• SHORT TASK: Show all lines holding "true".

-------- EXERCISE MATERIAL

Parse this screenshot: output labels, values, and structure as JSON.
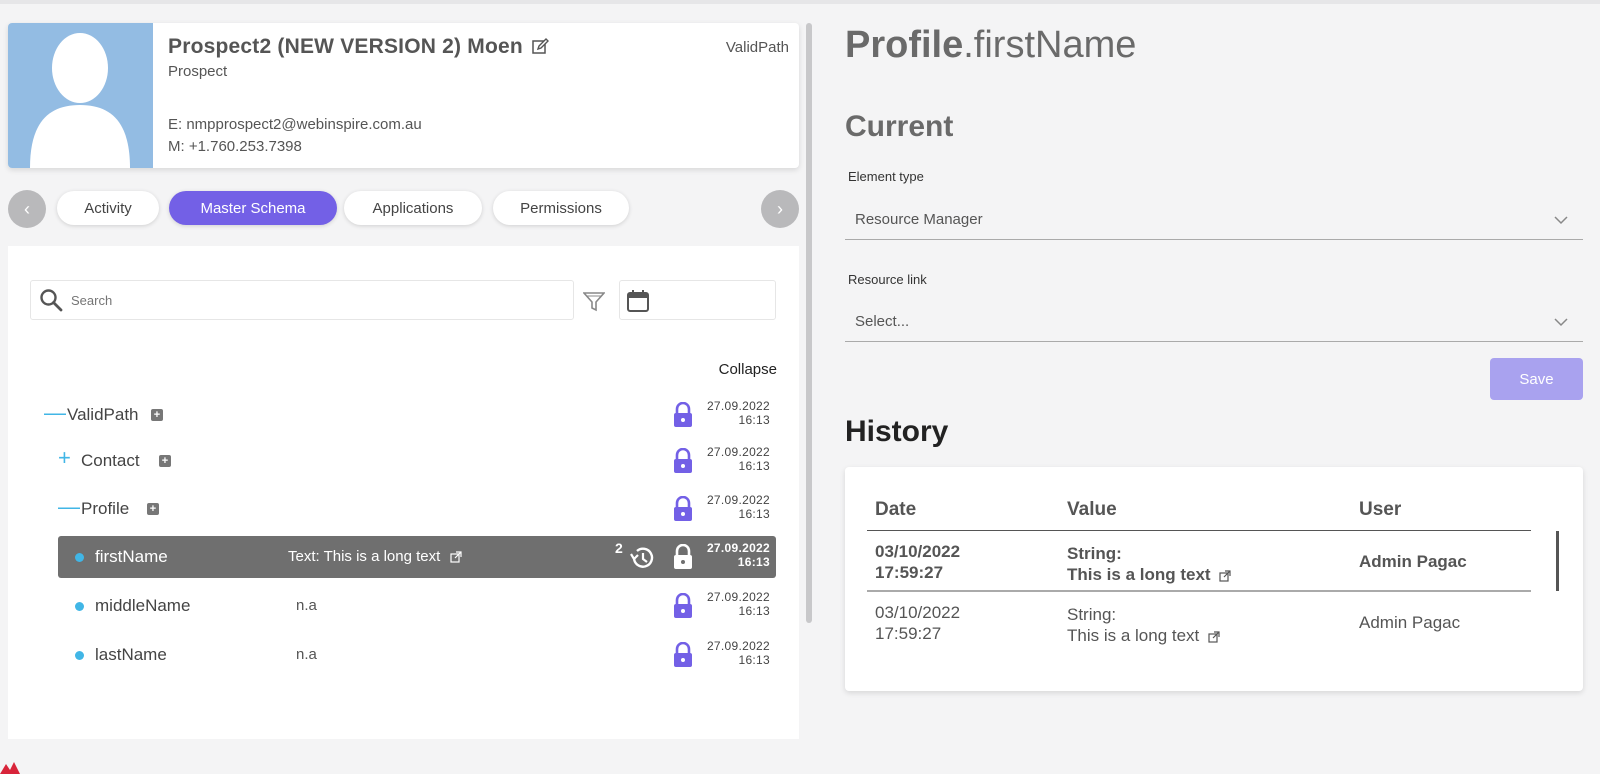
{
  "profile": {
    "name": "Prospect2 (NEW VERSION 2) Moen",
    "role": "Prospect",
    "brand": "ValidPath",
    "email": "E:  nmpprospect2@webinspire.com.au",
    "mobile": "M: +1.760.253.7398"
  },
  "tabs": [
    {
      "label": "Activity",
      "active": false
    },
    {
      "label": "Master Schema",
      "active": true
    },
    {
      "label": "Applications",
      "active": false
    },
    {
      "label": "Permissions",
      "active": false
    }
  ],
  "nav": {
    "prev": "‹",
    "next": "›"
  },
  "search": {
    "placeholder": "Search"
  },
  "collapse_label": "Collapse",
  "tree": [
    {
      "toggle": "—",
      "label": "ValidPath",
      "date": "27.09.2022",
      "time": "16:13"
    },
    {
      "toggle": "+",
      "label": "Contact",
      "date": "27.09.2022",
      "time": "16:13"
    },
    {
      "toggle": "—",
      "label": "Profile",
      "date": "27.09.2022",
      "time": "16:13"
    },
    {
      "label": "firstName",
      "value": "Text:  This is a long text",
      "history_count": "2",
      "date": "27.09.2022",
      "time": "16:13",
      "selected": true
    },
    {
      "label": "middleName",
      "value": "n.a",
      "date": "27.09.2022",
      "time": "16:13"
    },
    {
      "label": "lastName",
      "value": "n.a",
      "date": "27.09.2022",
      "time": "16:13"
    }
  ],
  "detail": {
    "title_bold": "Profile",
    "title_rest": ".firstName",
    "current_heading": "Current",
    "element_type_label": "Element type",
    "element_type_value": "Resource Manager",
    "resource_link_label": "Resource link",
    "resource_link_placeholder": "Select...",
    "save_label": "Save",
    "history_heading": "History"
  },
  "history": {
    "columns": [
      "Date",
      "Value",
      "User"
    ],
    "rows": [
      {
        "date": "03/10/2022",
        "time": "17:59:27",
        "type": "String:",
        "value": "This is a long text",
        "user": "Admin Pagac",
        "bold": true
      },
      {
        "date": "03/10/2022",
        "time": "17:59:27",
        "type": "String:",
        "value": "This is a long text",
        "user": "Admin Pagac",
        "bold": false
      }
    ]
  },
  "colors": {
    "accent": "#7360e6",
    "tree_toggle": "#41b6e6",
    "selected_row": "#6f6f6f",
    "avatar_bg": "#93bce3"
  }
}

----------------

• EXERCISE ANSWER:
      "active": true
      "selected": true
        "bold": true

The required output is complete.